We used the, “Over the River and Through The Rug,” from the Land of Nod to cover the upper level. The pattern is perfect for my son’s trucks and tractors and it’s so soft and plush. I love to search Etsy for “woodland theme” items to accessorize the tree house. We have an amazing set of felt animal masks that lend themselves to endless imaginary play. We also have an adorable felt fire ring that is perfect for a pretend campfire. I’m currently searching for some items to round out our, “camping theme,” like lanterns and maps.
I’ll let you in on a little secret, pretty much everything we own is from Craigslist. Those gorgeous oversized leather chairs? Craigslist. The plush Persian rug? Craigslist. That blue velvet couch? Craigslist. The table and console in the entryway? Craigslist. The round dining table? Craigslist. The oversized mirror on the mantel? Craigslist. The Barrister bookcases next to the fireplace? Craigslist. Clearly, I’m a little addicted to Craigslist!
I also work with an extremely talented designer, named Heather Peterson, who has helped me tie everything together. Making a home look cohesive when there’s a giant tree house in the middle of the living room is no small feat.
She has encouraged me to keep things sophisticated, to balance the playful nature of the tree house. She has also helped me to channel my Craigslist searching so that I am getting pieces that are the right scale and tone for the space.
I can’t believe what a difference it makes to work with her. I know I am getting the right pieces, the first time. I think my favorite find are the four oversized leather chairs that we have. I use them to nurse in. We snuggle up and read stories in them. My girlfriends and I pull them up to the fireplace in the winter for girls night. They are such a great find, and they totally set the tone for our space.
I think the toughest part of taking care of animals and taking care of small children is making sure that I plan my time so that we aren’t in a rush to get things done. Doing chores with small children takes so much longer, and you have to take things much more slowly, but the rewards are so great.

*Written tasks*
**1.** Print the passage about the tree house and the Craigslist furniture exactly as it appears, from start to end.
**2.** Render the rows as a numbered list, leaving out blank lines, starting with the first row and ending with the line containing "question-card-1[interactable]: 01 Coding".

*Data for this exercise*
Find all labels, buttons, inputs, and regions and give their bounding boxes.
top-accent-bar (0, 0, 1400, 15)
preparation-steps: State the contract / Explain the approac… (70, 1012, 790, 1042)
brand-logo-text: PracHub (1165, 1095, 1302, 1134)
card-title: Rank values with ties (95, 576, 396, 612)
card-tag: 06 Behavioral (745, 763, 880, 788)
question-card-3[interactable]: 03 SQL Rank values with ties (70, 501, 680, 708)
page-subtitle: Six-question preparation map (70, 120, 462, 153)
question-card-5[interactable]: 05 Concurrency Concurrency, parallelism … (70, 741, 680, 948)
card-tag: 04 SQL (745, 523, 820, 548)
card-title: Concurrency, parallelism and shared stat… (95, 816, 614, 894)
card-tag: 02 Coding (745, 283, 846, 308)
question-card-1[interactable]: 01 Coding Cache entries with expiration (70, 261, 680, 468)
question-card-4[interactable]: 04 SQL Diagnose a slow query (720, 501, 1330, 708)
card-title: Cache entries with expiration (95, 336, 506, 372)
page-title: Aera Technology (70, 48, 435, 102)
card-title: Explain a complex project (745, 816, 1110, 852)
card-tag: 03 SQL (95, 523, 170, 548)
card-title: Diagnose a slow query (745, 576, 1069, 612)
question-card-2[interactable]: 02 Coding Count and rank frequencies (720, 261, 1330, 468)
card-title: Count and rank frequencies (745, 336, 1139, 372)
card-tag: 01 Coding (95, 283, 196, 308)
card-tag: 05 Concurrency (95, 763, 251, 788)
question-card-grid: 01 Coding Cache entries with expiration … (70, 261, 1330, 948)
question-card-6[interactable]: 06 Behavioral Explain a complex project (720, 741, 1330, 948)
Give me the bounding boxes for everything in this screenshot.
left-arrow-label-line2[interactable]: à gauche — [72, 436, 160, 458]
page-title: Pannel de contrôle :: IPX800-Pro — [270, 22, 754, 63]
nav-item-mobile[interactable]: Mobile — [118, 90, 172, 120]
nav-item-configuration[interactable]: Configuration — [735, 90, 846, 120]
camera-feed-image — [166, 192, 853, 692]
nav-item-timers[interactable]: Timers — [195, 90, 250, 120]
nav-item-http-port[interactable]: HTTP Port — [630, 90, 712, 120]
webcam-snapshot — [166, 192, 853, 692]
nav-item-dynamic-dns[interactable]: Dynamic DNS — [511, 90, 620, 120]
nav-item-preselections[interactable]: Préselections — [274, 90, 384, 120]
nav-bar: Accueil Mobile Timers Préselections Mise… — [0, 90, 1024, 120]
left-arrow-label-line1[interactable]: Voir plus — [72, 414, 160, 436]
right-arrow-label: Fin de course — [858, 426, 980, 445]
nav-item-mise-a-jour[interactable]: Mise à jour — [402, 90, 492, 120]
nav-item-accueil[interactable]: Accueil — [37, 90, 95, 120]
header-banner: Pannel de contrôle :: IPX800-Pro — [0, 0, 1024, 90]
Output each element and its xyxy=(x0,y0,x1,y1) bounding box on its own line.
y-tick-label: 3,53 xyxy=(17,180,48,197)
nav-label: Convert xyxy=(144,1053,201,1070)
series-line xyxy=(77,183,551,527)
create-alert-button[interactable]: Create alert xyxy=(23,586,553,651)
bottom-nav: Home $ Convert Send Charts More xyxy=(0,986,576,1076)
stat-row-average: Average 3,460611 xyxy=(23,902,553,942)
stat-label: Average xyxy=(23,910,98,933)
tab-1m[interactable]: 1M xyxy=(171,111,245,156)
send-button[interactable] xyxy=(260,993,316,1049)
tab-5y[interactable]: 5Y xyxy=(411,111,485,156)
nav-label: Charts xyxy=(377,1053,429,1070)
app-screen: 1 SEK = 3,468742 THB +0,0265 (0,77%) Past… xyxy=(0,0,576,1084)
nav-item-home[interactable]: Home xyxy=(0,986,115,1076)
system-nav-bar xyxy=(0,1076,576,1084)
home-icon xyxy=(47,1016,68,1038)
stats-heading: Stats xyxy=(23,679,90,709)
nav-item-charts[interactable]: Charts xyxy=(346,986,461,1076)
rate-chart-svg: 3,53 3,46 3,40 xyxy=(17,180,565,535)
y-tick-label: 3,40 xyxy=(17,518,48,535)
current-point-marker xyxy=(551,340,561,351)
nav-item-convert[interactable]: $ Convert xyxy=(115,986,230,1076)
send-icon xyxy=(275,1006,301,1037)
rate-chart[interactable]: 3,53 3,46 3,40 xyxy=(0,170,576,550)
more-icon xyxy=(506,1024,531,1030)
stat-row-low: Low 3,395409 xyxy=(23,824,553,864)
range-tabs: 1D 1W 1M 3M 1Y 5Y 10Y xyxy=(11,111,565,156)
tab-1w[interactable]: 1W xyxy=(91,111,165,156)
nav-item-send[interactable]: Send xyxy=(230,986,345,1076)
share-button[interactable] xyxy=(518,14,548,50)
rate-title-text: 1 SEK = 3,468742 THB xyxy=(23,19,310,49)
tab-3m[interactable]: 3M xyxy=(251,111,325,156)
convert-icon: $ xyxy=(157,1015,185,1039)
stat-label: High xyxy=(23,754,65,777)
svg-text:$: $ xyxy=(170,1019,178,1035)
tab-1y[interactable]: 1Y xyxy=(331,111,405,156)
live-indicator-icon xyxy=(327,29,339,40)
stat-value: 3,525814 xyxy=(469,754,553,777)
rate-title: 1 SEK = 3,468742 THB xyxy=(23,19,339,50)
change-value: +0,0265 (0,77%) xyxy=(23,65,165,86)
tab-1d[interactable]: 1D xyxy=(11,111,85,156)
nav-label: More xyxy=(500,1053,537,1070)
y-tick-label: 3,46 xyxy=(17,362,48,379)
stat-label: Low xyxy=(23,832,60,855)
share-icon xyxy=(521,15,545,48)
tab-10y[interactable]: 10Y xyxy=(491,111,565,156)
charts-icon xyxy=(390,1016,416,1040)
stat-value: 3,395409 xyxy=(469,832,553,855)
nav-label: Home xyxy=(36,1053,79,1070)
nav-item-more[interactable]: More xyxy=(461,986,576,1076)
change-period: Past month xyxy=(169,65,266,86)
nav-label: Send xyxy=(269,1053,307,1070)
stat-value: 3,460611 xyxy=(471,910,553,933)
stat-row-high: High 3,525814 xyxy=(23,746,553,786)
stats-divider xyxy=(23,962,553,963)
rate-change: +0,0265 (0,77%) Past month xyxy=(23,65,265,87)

*Expected outputs*
**1.**
We used the, “Over the River and Through The Rug,” from the Land of Nod to cover the upper level. The pattern is perfect for my son’s trucks and tractors and it’s so soft and plush. I love to search Etsy for “woodland theme” items to accessorize the tree house. We have an amazing set of felt animal masks that lend themselves to endless imaginary play. We also have an adorable felt fire ring that is perfect for a pretend campfire. I’m currently searching for some items to round out our, “camping theme,” like lanterns and maps.
I’ll let you in on a little secret, pretty much everything we own is from Craigslist. Those gorgeous oversized leather chairs? Craigslist. The plush Persian rug? Craigslist. That blue velvet couch? Craigslist. The table and console in the entryway? Craigslist. The round dining table? Craigslist. The oversized mirror on the mantel? Craigslist. The Barrister bookcases next to the fireplace? Craigslist. Clearly, I’m a little addicted to Craigslist!
I also work with an extremely talented designer, named Heather Peterson, who has helped me tie everything together. Making a home look cohesive when there’s a giant tree house in the middle of the living room is no small feat.
She has encouraged me to keep things sophisticated, to balance the playful nature of the tree house. She has also helped me to channel my Craigslist searching so that I am getting pieces that are the right scale and tone for the space.
I can’t believe what a difference it makes to work with her. I know I am getting the right pieces, the first time. I think my favorite find are the four oversized leather chairs that we have. I use them to nurse in. We snuggle up and read stories in them. My girlfriends and I pull them up to the fireplace in the winter for girls night. They are such a great find, and they totally set the tone for our space.
I think the toughest part of taking care of animals and taking care of small children is making sure that I plan my time so that we aren’t in a rush to get things done. Doing chores with small children takes so much longer, and you have to take things much more slowly, but the rewards are so great.

**2.**
1. Find all labels, buttons, inputs, and regions and give their bounding boxes.
2. top-accent-bar (0, 0, 1400, 15)
3. preparation-steps: State the contract / Explain the approac… (70, 1012, 790, 1042)
4. brand-logo-text: PracHub (1165, 1095, 1302, 1134)
5. card-title: Rank values with ties (95, 576, 396, 612)
6. card-tag: 06 Behavioral (745, 763, 880, 788)
7. question-card-3[interactable]: 03 SQL Rank values with ties (70, 501, 680, 708)
8. page-subtitle: Six-question preparation map (70, 120, 462, 153)
9. question-card-5[interactable]: 05 Concurrency Concurrency, parallelism … (70, 741, 680, 948)
10. card-tag: 04 SQL (745, 523, 820, 548)
11. card-title: Concurrency, parallelism and shared stat… (95, 816, 614, 894)
12. card-tag: 02 Coding (745, 283, 846, 308)
13. question-card-1[interactable]: 01 Coding Cache entries with expiration (70, 261, 680, 468)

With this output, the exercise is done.